▶ Exercise aim
Return only the number of lines in the entries below that hold the word "Center".

— BEGIN Supplied records —

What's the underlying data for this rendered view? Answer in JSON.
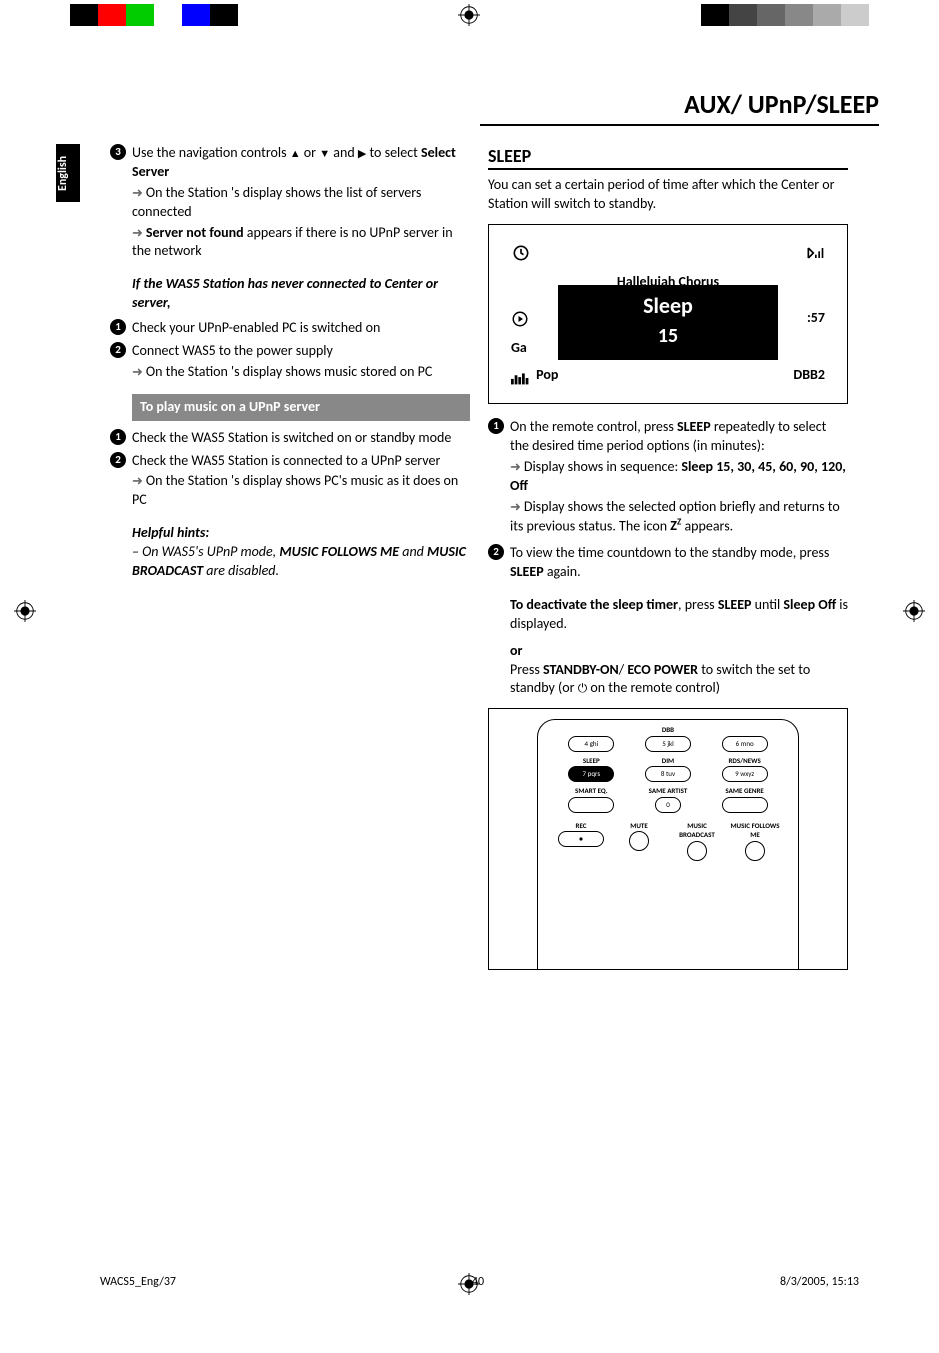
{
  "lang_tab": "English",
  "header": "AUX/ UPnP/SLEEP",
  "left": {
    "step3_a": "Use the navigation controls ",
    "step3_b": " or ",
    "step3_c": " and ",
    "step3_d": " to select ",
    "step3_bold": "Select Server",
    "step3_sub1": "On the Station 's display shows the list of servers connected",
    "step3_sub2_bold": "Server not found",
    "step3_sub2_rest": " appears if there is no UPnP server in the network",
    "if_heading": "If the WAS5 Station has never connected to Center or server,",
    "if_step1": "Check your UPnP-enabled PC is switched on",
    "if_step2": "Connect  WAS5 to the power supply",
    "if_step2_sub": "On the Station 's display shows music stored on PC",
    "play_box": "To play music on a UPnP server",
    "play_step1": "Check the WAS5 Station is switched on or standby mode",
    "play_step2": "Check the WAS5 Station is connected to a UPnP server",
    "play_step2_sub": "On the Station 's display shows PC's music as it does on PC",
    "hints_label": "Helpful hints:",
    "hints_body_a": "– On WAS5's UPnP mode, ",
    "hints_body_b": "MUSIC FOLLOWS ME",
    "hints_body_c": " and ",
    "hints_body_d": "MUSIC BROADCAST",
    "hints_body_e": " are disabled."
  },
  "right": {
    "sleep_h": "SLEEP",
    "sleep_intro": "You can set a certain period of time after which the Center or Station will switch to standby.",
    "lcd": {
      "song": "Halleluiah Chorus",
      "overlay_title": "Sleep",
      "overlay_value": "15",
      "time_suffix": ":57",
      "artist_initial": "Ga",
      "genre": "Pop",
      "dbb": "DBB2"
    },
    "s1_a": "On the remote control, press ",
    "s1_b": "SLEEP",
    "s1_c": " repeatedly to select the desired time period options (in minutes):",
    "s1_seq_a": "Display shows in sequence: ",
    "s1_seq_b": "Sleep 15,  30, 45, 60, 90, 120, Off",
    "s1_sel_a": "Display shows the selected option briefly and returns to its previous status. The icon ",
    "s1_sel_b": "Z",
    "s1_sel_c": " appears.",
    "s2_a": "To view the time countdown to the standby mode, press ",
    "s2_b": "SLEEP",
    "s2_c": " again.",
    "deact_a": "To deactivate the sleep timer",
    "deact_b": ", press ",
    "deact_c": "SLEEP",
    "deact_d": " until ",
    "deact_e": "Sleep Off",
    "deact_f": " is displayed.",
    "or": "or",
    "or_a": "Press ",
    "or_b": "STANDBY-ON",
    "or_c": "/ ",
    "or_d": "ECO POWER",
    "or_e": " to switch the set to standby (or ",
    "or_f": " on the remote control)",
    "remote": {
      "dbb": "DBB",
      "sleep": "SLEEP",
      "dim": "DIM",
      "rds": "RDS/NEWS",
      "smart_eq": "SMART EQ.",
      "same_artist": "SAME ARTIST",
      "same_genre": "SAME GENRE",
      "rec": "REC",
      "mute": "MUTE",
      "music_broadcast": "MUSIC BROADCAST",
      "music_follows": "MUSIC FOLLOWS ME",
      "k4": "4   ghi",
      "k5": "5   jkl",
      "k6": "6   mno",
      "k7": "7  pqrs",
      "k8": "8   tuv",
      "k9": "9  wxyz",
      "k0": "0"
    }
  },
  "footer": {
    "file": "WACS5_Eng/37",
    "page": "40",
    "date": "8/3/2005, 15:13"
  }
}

— END Supplied records —

▶ Output for this task
2